§ Written problem: Find the string "screenshot" in the entries and copy each line that has it.

§ Records shown:
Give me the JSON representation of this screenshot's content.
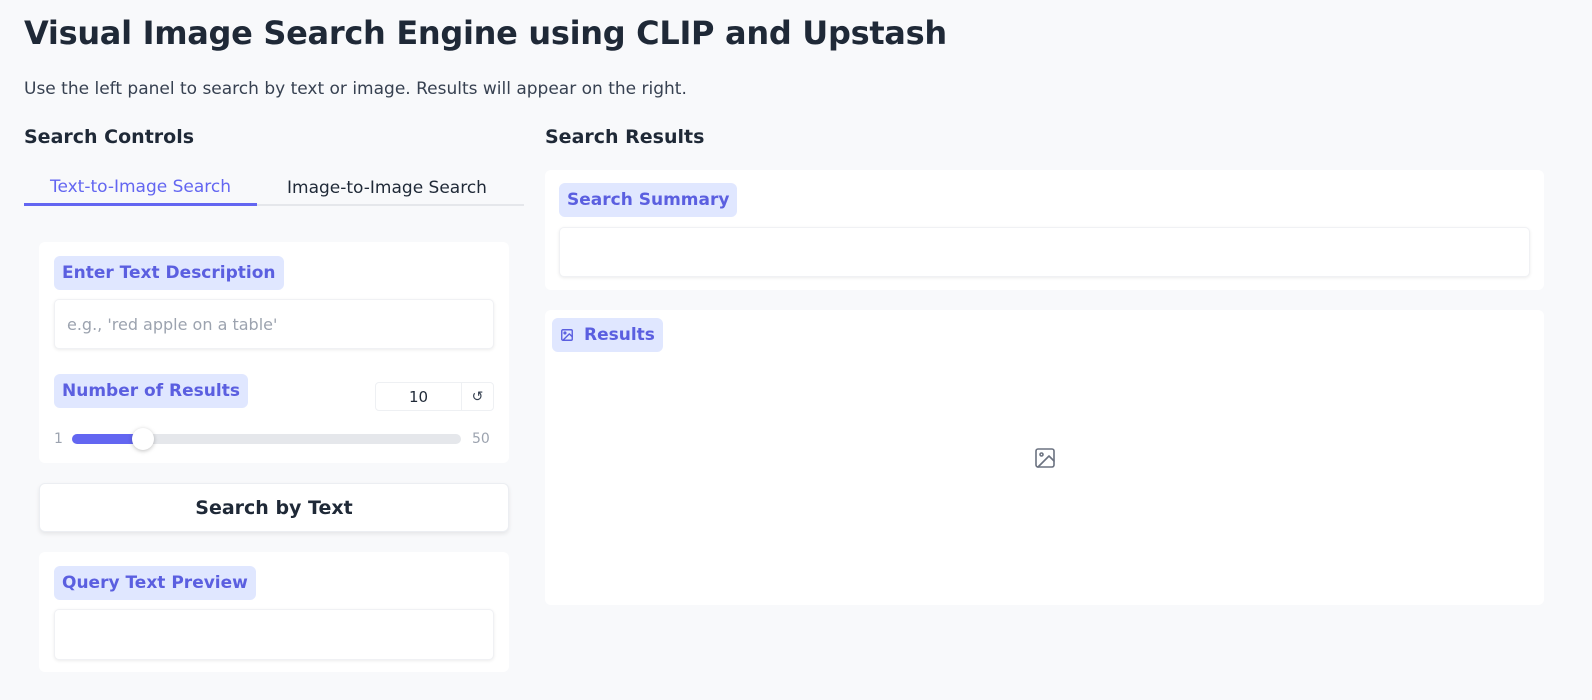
{
  "header": {
    "title": "Visual Image Search Engine using CLIP and Upstash",
    "subtitle": "Use the left panel to search by text or image. Results will appear on the right."
  },
  "left_panel": {
    "title": "Search Controls",
    "tabs": [
      {
        "label": "Text-to-Image Search",
        "active": true
      },
      {
        "label": "Image-to-Image Search",
        "active": false
      }
    ],
    "text_input": {
      "label": "Enter Text Description",
      "placeholder": "e.g., 'red apple on a table'",
      "value": ""
    },
    "num_results": {
      "label": "Number of Results",
      "value": "10",
      "min": "1",
      "max": "50",
      "fraction": 0.1837
    },
    "search_button": "Search by Text",
    "query_preview": {
      "label": "Query Text Preview",
      "value": ""
    }
  },
  "right_panel": {
    "title": "Search Results",
    "summary": {
      "label": "Search Summary",
      "value": ""
    },
    "results": {
      "label": "Results"
    }
  },
  "colors": {
    "accent": "#6366f1",
    "badge_bg": "#e0e7ff",
    "background": "#f8f9fb"
  },
  "icons": {
    "reset": "reset-icon",
    "image": "image-icon"
  }
}
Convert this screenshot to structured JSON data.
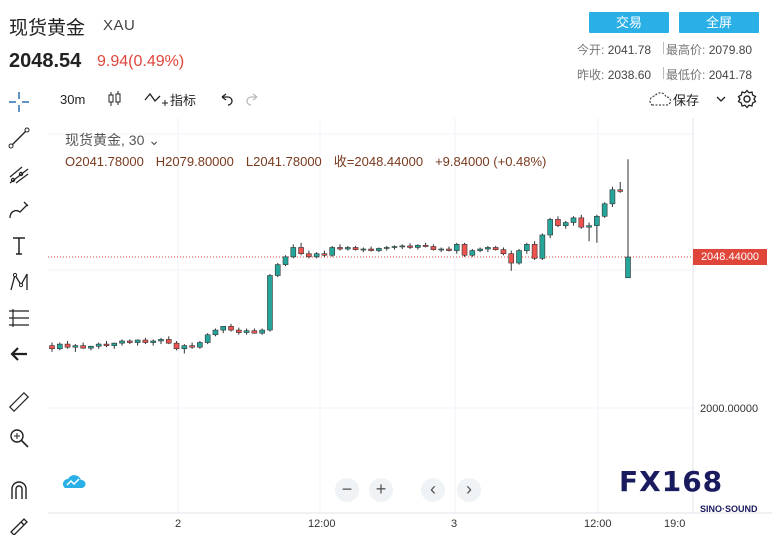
{
  "header": {
    "name": "现货黄金",
    "symbol": "XAU",
    "price": "2048.54",
    "change": "9.94(0.49%)",
    "trade_button": "交易",
    "fullscreen_button": "全屏",
    "stats": {
      "open_label": "今开:",
      "open_value": "2041.78",
      "high_label": "最高价:",
      "high_value": "2079.80",
      "prev_close_label": "昨收:",
      "prev_close_value": "2038.60",
      "low_label": "最低价:",
      "low_value": "2041.78"
    }
  },
  "toolbar": {
    "interval": "30m",
    "indicators_label": "指标",
    "save_label": "保存"
  },
  "legend": {
    "title": "现货黄金, 30",
    "open": "O2041.78000",
    "high": "H2079.80000",
    "low": "L2041.78000",
    "close": "收=2048.44000",
    "change": "+9.84000 (+0.48%)"
  },
  "axis": {
    "current_price": "2048.44000",
    "price_tick": "2000.00000",
    "time_ticks": [
      "2",
      "12:00",
      "3",
      "12:00",
      "19:0"
    ]
  },
  "watermark": {
    "logo": "FX168",
    "sub": "SINO·SOUND"
  },
  "colors": {
    "up": "#26a69a",
    "down": "#ef5350",
    "accent": "#2ab0e7",
    "price_line": "#e0453a"
  },
  "chart_data": {
    "type": "candlestick",
    "interval": "30m",
    "last_price": 2048.44,
    "y_tick": 2000.0,
    "x_ticks": [
      "2",
      "12:00",
      "3",
      "12:00",
      "19:0"
    ],
    "candles": [
      [
        2020.0,
        2021.0,
        2018.0,
        2019.0
      ],
      [
        2019.0,
        2021.0,
        2018.5,
        2020.5
      ],
      [
        2020.5,
        2021.5,
        2019.0,
        2019.5
      ],
      [
        2019.5,
        2020.5,
        2018.0,
        2020.0
      ],
      [
        2020.0,
        2021.0,
        2019.0,
        2019.2
      ],
      [
        2019.2,
        2020.0,
        2018.5,
        2019.8
      ],
      [
        2019.8,
        2021.0,
        2019.0,
        2020.5
      ],
      [
        2020.5,
        2021.5,
        2019.5,
        2020.0
      ],
      [
        2020.0,
        2021.0,
        2019.0,
        2020.8
      ],
      [
        2020.8,
        2022.0,
        2020.0,
        2021.5
      ],
      [
        2021.5,
        2022.0,
        2020.5,
        2021.0
      ],
      [
        2021.0,
        2022.0,
        2020.0,
        2021.8
      ],
      [
        2021.8,
        2022.5,
        2020.5,
        2021.0
      ],
      [
        2021.0,
        2022.0,
        2020.0,
        2021.5
      ],
      [
        2021.5,
        2022.5,
        2020.5,
        2022.0
      ],
      [
        2022.0,
        2023.0,
        2020.5,
        2020.8
      ],
      [
        2020.8,
        2021.5,
        2018.5,
        2019.0
      ],
      [
        2019.0,
        2020.5,
        2017.5,
        2020.0
      ],
      [
        2020.0,
        2021.0,
        2019.0,
        2019.5
      ],
      [
        2019.5,
        2021.5,
        2019.0,
        2021.0
      ],
      [
        2021.0,
        2024.0,
        2020.5,
        2023.5
      ],
      [
        2023.5,
        2025.5,
        2023.0,
        2025.0
      ],
      [
        2025.0,
        2026.0,
        2024.0,
        2026.2
      ],
      [
        2026.2,
        2027.0,
        2024.5,
        2025.0
      ],
      [
        2025.0,
        2025.8,
        2023.5,
        2024.2
      ],
      [
        2024.2,
        2025.5,
        2023.5,
        2024.8
      ],
      [
        2024.8,
        2025.5,
        2023.8,
        2024.0
      ],
      [
        2024.0,
        2025.5,
        2023.5,
        2025.0
      ],
      [
        2025.0,
        2043.0,
        2024.5,
        2042.5
      ],
      [
        2042.5,
        2046.5,
        2042.0,
        2046.0
      ],
      [
        2046.0,
        2049.0,
        2045.5,
        2048.5
      ],
      [
        2048.5,
        2052.5,
        2048.0,
        2051.5
      ],
      [
        2051.5,
        2053.0,
        2049.0,
        2049.5
      ],
      [
        2049.5,
        2050.5,
        2048.0,
        2048.5
      ],
      [
        2048.5,
        2050.0,
        2048.0,
        2049.5
      ],
      [
        2049.5,
        2050.5,
        2048.5,
        2049.0
      ],
      [
        2049.0,
        2052.0,
        2048.5,
        2051.5
      ],
      [
        2051.5,
        2052.5,
        2050.5,
        2051.0
      ],
      [
        2051.0,
        2052.0,
        2050.5,
        2051.5
      ],
      [
        2051.5,
        2052.0,
        2050.5,
        2050.8
      ],
      [
        2050.8,
        2051.5,
        2050.0,
        2051.0
      ],
      [
        2051.0,
        2051.8,
        2050.2,
        2050.5
      ],
      [
        2050.5,
        2051.5,
        2050.0,
        2051.2
      ],
      [
        2051.2,
        2052.0,
        2050.5,
        2051.5
      ],
      [
        2051.5,
        2052.2,
        2050.8,
        2051.8
      ],
      [
        2051.8,
        2052.5,
        2051.0,
        2052.0
      ],
      [
        2052.0,
        2052.8,
        2051.0,
        2051.5
      ],
      [
        2051.5,
        2052.5,
        2050.8,
        2052.2
      ],
      [
        2052.2,
        2053.0,
        2051.5,
        2051.8
      ],
      [
        2051.8,
        2052.5,
        2050.5,
        2050.8
      ],
      [
        2050.8,
        2051.5,
        2050.0,
        2051.0
      ],
      [
        2051.0,
        2051.8,
        2050.2,
        2050.5
      ],
      [
        2050.5,
        2053.0,
        2049.5,
        2052.5
      ],
      [
        2052.5,
        2053.0,
        2048.5,
        2049.0
      ],
      [
        2049.0,
        2051.0,
        2048.5,
        2050.5
      ],
      [
        2050.5,
        2051.5,
        2050.0,
        2051.0
      ],
      [
        2051.0,
        2052.0,
        2050.0,
        2051.5
      ],
      [
        2051.5,
        2052.0,
        2050.5,
        2050.8
      ],
      [
        2050.8,
        2051.5,
        2049.0,
        2049.5
      ],
      [
        2049.5,
        2050.5,
        2044.0,
        2046.5
      ],
      [
        2046.5,
        2051.0,
        2046.0,
        2050.5
      ],
      [
        2050.5,
        2053.0,
        2049.5,
        2052.5
      ],
      [
        2052.5,
        2053.5,
        2047.5,
        2048.0
      ],
      [
        2048.0,
        2056.0,
        2047.5,
        2055.5
      ],
      [
        2055.5,
        2061.0,
        2054.5,
        2060.5
      ],
      [
        2060.5,
        2061.5,
        2058.0,
        2058.5
      ],
      [
        2058.5,
        2060.0,
        2057.5,
        2059.5
      ],
      [
        2059.5,
        2061.5,
        2058.5,
        2061.0
      ],
      [
        2061.0,
        2062.0,
        2057.5,
        2058.0
      ],
      [
        2058.0,
        2059.5,
        2053.5,
        2058.5
      ],
      [
        2058.5,
        2062.0,
        2053.0,
        2061.5
      ],
      [
        2061.5,
        2066.0,
        2061.0,
        2065.5
      ],
      [
        2065.5,
        2071.0,
        2064.5,
        2070.0
      ],
      [
        2070.0,
        2072.5,
        2069.0,
        2069.5
      ],
      [
        2041.78,
        2079.8,
        2041.78,
        2048.44
      ]
    ]
  }
}
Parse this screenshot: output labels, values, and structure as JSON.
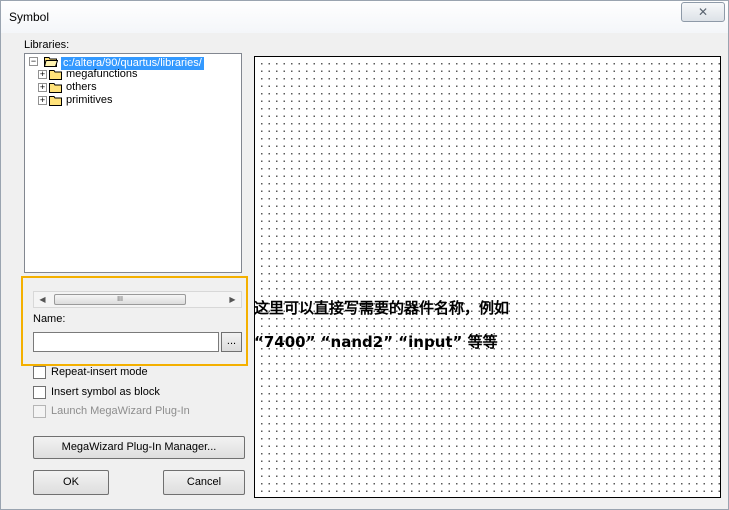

§ Answer for this exercise:
Give me the JSON representation of this screenshot's content.
Convert this screenshot to structured JSON data.
Parse this screenshot: output labels, values, and structure as JSON.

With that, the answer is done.